### What is being asked
Return every entry exactly as written.

— start Dataset excerpts —

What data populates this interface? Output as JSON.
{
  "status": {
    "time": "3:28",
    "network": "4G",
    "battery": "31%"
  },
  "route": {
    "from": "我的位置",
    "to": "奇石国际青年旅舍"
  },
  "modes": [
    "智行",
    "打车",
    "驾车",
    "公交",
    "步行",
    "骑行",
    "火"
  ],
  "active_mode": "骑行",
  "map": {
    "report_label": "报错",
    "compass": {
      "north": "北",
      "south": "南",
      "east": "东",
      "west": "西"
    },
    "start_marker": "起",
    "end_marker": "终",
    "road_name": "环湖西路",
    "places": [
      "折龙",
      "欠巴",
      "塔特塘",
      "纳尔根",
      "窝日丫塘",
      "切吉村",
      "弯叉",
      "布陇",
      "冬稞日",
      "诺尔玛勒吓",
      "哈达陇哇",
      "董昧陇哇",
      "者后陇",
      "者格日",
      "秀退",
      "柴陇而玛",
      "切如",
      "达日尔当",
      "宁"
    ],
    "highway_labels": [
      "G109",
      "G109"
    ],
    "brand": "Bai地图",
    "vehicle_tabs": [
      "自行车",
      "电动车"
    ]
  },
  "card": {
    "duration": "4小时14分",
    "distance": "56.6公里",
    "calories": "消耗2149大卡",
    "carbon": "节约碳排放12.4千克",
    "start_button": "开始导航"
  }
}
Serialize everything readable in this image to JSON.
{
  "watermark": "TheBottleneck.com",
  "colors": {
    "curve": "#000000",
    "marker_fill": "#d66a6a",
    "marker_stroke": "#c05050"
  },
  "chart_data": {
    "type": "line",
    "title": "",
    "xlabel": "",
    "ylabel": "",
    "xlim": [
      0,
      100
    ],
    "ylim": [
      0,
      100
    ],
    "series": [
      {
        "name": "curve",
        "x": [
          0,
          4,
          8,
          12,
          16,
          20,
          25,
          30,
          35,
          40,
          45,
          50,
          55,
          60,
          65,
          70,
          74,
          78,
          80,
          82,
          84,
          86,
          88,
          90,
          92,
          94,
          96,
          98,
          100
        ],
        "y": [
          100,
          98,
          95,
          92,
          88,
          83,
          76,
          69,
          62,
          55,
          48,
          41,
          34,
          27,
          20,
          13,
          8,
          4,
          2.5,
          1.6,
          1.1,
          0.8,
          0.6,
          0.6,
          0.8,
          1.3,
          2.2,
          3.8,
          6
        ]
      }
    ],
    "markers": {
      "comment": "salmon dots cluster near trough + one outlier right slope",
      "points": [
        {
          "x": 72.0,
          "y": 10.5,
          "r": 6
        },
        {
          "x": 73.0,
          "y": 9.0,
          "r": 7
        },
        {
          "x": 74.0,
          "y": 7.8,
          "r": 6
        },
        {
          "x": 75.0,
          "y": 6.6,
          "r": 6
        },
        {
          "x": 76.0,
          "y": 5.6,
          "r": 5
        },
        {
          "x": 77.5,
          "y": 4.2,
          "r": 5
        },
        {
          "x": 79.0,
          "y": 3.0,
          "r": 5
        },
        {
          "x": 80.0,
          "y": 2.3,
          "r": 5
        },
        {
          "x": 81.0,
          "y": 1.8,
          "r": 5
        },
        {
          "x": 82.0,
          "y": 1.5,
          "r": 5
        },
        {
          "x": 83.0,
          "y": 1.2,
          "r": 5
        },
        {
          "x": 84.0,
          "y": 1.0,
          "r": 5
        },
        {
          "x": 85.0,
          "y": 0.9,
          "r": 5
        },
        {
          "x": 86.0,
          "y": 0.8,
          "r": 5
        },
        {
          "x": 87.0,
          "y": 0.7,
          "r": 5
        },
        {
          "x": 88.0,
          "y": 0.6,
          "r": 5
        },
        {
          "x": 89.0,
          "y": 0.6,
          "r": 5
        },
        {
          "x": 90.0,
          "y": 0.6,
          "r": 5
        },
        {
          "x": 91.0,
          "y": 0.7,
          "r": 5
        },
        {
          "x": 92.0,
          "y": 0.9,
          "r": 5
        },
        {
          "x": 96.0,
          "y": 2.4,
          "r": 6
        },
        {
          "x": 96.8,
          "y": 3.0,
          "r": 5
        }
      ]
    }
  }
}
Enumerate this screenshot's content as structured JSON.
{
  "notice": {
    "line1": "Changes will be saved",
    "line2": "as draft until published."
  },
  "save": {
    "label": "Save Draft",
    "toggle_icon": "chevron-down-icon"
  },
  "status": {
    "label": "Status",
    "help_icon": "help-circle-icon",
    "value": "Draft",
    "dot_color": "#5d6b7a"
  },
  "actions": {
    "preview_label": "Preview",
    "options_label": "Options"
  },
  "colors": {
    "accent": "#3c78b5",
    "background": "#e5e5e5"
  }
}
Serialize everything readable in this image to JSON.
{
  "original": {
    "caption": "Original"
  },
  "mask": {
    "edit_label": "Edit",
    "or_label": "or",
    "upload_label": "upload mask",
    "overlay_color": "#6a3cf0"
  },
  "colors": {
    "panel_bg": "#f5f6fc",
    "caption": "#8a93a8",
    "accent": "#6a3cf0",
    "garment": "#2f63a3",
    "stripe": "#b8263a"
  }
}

— end Dataset excerpts —

### Expected answer
What data populates this interface? Output as JSON.
{
  "status": {
    "time": "3:28",
    "network": "4G",
    "battery": "31%"
  },
  "route": {
    "from": "我的位置",
    "to": "奇石国际青年旅舍"
  },
  "modes": [
    "智行",
    "打车",
    "驾车",
    "公交",
    "步行",
    "骑行",
    "火"
  ],
  "active_mode": "骑行",
  "map": {
    "report_label": "报错",
    "compass": {
      "north": "北",
      "south": "南",
      "east": "东",
      "west": "西"
    },
    "start_marker": "起",
    "end_marker": "终",
    "road_name": "环湖西路",
    "places": [
      "折龙",
      "欠巴",
      "塔特塘",
      "纳尔根",
      "窝日丫塘",
      "切吉村",
      "弯叉",
      "布陇",
      "冬稞日",
      "诺尔玛勒吓",
      "哈达陇哇",
      "董昧陇哇",
      "者后陇",
      "者格日",
      "秀退",
      "柴陇而玛",
      "切如",
      "达日尔当",
      "宁"
    ],
    "highway_labels": [
      "G109",
      "G109"
    ],
    "brand": "Bai地图",
    "vehicle_tabs": [
      "自行车",
      "电动车"
    ]
  },
  "card": {
    "duration": "4小时14分",
    "distance": "56.6公里",
    "calories": "消耗2149大卡",
    "carbon": "节约碳排放12.4千克",
    "start_button": "开始导航"
  }
}
Serialize everything readable in this image to JSON.
{
  "watermark": "TheBottleneck.com",
  "colors": {
    "curve": "#000000",
    "marker_fill": "#d66a6a",
    "marker_stroke": "#c05050"
  },
  "chart_data": {
    "type": "line",
    "title": "",
    "xlabel": "",
    "ylabel": "",
    "xlim": [
      0,
      100
    ],
    "ylim": [
      0,
      100
    ],
    "series": [
      {
        "name": "curve",
        "x": [
          0,
          4,
          8,
          12,
          16,
          20,
          25,
          30,
          35,
          40,
          45,
          50,
          55,
          60,
          65,
          70,
          74,
          78,
          80,
          82,
          84,
          86,
          88,
          90,
          92,
          94,
          96,
          98,
          100
        ],
        "y": [
          100,
          98,
          95,
          92,
          88,
          83,
          76,
          69,
          62,
          55,
          48,
          41,
          34,
          27,
          20,
          13,
          8,
          4,
          2.5,
          1.6,
          1.1,
          0.8,
          0.6,
          0.6,
          0.8,
          1.3,
          2.2,
          3.8,
          6
        ]
      }
    ],
    "markers": {
      "comment": "salmon dots cluster near trough + one outlier right slope",
      "points": [
        {
          "x": 72.0,
          "y": 10.5,
          "r": 6
        },
        {
          "x": 73.0,
          "y": 9.0,
          "r": 7
        },
        {
          "x": 74.0,
          "y": 7.8,
          "r": 6
        },
        {
          "x": 75.0,
          "y": 6.6,
          "r": 6
        },
        {
          "x": 76.0,
          "y": 5.6,
          "r": 5
        },
        {
          "x": 77.5,
          "y": 4.2,
          "r": 5
        },
        {
          "x": 79.0,
          "y": 3.0,
          "r": 5
        },
        {
          "x": 80.0,
          "y": 2.3,
          "r": 5
        },
        {
          "x": 81.0,
          "y": 1.8,
          "r": 5
        },
        {
          "x": 82.0,
          "y": 1.5,
          "r": 5
        },
        {
          "x": 83.0,
          "y": 1.2,
          "r": 5
        },
        {
          "x": 84.0,
          "y": 1.0,
          "r": 5
        },
        {
          "x": 85.0,
          "y": 0.9,
          "r": 5
        },
        {
          "x": 86.0,
          "y": 0.8,
          "r": 5
        },
        {
          "x": 87.0,
          "y": 0.7,
          "r": 5
        },
        {
          "x": 88.0,
          "y": 0.6,
          "r": 5
        },
        {
          "x": 89.0,
          "y": 0.6,
          "r": 5
        },
        {
          "x": 90.0,
          "y": 0.6,
          "r": 5
        },
        {
          "x": 91.0,
          "y": 0.7,
          "r": 5
        },
        {
          "x": 92.0,
          "y": 0.9,
          "r": 5
        },
        {
          "x": 96.0,
          "y": 2.4,
          "r": 6
        },
        {
          "x": 96.8,
          "y": 3.0,
          "r": 5
        }
      ]
    }
  }
}
Enumerate this screenshot's content as structured JSON.
{
  "notice": {
    "line1": "Changes will be saved",
    "line2": "as draft until published."
  },
  "save": {
    "label": "Save Draft",
    "toggle_icon": "chevron-down-icon"
  },
  "status": {
    "label": "Status",
    "help_icon": "help-circle-icon",
    "value": "Draft",
    "dot_color": "#5d6b7a"
  },
  "actions": {
    "preview_label": "Preview",
    "options_label": "Options"
  },
  "colors": {
    "accent": "#3c78b5",
    "background": "#e5e5e5"
  }
}
Serialize everything readable in this image to JSON.
{
  "original": {
    "caption": "Original"
  },
  "mask": {
    "edit_label": "Edit",
    "or_label": "or",
    "upload_label": "upload mask",
    "overlay_color": "#6a3cf0"
  },
  "colors": {
    "panel_bg": "#f5f6fc",
    "caption": "#8a93a8",
    "accent": "#6a3cf0",
    "garment": "#2f63a3",
    "stripe": "#b8263a"
  }
}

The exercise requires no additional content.